* **Given problem**
Please update the rows from the first one through the line containing "apply-all-checkbox[interactable]: ✓ bbox=[593, 446, 603, 456]", changing "storefront-icon" to "shop-icon" and leaving everything else unchanged. Return only that stretch of rows.

* **Data supplied**
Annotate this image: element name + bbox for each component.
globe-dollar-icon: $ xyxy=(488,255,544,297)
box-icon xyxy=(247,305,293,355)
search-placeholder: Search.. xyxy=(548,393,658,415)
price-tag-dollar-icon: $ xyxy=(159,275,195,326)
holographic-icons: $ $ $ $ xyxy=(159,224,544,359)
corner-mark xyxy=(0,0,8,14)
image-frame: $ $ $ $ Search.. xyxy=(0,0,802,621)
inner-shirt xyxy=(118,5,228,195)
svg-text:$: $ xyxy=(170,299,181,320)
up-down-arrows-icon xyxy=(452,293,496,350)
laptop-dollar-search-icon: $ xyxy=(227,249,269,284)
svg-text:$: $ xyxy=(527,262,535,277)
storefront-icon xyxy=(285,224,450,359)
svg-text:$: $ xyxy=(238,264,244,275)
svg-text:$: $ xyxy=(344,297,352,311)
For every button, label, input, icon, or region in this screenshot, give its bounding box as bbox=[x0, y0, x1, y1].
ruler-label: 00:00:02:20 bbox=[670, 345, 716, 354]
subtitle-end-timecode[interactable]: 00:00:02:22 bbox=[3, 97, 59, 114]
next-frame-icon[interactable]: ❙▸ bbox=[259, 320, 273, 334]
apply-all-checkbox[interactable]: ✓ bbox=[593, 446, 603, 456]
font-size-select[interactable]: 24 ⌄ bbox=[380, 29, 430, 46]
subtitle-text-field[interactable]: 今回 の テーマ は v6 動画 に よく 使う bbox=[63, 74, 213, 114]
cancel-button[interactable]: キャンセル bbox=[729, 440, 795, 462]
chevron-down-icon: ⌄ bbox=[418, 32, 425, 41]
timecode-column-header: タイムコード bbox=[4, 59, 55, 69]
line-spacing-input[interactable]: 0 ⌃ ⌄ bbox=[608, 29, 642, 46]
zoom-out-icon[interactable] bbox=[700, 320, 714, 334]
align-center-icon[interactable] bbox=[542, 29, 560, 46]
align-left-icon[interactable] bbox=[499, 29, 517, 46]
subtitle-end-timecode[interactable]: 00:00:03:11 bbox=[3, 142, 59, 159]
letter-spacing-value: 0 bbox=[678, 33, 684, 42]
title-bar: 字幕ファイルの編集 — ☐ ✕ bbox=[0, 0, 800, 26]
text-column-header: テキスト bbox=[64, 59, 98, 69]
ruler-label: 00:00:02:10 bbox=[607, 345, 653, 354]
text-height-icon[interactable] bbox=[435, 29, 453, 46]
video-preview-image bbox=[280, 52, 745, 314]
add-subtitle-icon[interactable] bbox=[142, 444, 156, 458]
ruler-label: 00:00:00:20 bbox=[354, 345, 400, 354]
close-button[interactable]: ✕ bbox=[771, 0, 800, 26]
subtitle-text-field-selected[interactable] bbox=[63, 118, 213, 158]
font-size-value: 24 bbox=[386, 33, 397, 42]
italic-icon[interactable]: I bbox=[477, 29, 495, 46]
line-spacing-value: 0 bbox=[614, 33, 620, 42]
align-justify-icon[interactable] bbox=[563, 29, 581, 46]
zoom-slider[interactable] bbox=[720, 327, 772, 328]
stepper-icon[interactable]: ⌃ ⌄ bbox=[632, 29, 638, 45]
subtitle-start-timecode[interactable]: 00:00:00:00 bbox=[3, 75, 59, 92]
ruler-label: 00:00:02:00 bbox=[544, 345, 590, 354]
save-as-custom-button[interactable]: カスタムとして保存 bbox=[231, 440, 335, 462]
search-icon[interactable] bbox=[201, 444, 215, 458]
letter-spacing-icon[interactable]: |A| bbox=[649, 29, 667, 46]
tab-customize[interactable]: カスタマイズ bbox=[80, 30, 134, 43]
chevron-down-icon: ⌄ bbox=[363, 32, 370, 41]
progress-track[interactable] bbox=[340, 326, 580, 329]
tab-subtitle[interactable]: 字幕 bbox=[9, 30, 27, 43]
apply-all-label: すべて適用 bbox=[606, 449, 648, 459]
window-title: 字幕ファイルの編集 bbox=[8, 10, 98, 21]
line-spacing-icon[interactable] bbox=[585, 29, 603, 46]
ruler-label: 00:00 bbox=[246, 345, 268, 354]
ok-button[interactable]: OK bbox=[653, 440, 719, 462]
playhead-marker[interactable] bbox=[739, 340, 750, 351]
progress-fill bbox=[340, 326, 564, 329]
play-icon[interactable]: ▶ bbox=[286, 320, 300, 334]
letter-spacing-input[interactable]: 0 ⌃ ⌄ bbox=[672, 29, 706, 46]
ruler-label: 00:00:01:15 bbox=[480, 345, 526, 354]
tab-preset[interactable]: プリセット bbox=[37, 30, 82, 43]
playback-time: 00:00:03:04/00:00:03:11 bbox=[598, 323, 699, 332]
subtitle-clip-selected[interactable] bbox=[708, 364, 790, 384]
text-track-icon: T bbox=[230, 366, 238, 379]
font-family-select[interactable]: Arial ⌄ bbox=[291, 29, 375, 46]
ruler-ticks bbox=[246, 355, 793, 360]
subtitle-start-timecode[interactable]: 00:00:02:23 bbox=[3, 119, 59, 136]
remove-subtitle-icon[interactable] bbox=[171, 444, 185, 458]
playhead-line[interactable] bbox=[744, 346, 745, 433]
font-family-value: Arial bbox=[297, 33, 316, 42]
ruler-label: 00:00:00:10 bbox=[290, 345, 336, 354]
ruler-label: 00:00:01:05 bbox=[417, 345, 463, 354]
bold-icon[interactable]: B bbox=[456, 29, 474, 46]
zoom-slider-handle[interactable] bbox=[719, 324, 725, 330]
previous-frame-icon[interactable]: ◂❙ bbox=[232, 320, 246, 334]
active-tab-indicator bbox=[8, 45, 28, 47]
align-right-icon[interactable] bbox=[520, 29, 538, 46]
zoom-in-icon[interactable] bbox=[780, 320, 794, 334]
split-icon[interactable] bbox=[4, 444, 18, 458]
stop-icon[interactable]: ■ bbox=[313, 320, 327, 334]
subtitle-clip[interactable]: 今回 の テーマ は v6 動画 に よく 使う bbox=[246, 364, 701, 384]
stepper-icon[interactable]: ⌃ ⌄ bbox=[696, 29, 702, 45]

* **Result for this task**
Annotate this image: element name + bbox for each component.
globe-dollar-icon: $ xyxy=(488,255,544,297)
box-icon xyxy=(247,305,293,355)
search-placeholder: Search.. xyxy=(548,393,658,415)
price-tag-dollar-icon: $ xyxy=(159,275,195,326)
holographic-icons: $ $ $ $ xyxy=(159,224,544,359)
corner-mark xyxy=(0,0,8,14)
image-frame: $ $ $ $ Search.. xyxy=(0,0,802,621)
inner-shirt xyxy=(118,5,228,195)
svg-text:$: $ xyxy=(170,299,181,320)
up-down-arrows-icon xyxy=(452,293,496,350)
laptop-dollar-search-icon: $ xyxy=(227,249,269,284)
svg-text:$: $ xyxy=(527,262,535,277)
shop-icon xyxy=(285,224,450,359)
svg-text:$: $ xyxy=(238,264,244,275)
svg-text:$: $ xyxy=(344,297,352,311)
For every button, label, input, icon, or region in this screenshot, give its bounding box as bbox=[x0, y0, x1, y1].
ruler-label: 00:00:02:20 bbox=[670, 345, 716, 354]
subtitle-end-timecode[interactable]: 00:00:02:22 bbox=[3, 97, 59, 114]
next-frame-icon[interactable]: ❙▸ bbox=[259, 320, 273, 334]
apply-all-checkbox[interactable]: ✓ bbox=[593, 446, 603, 456]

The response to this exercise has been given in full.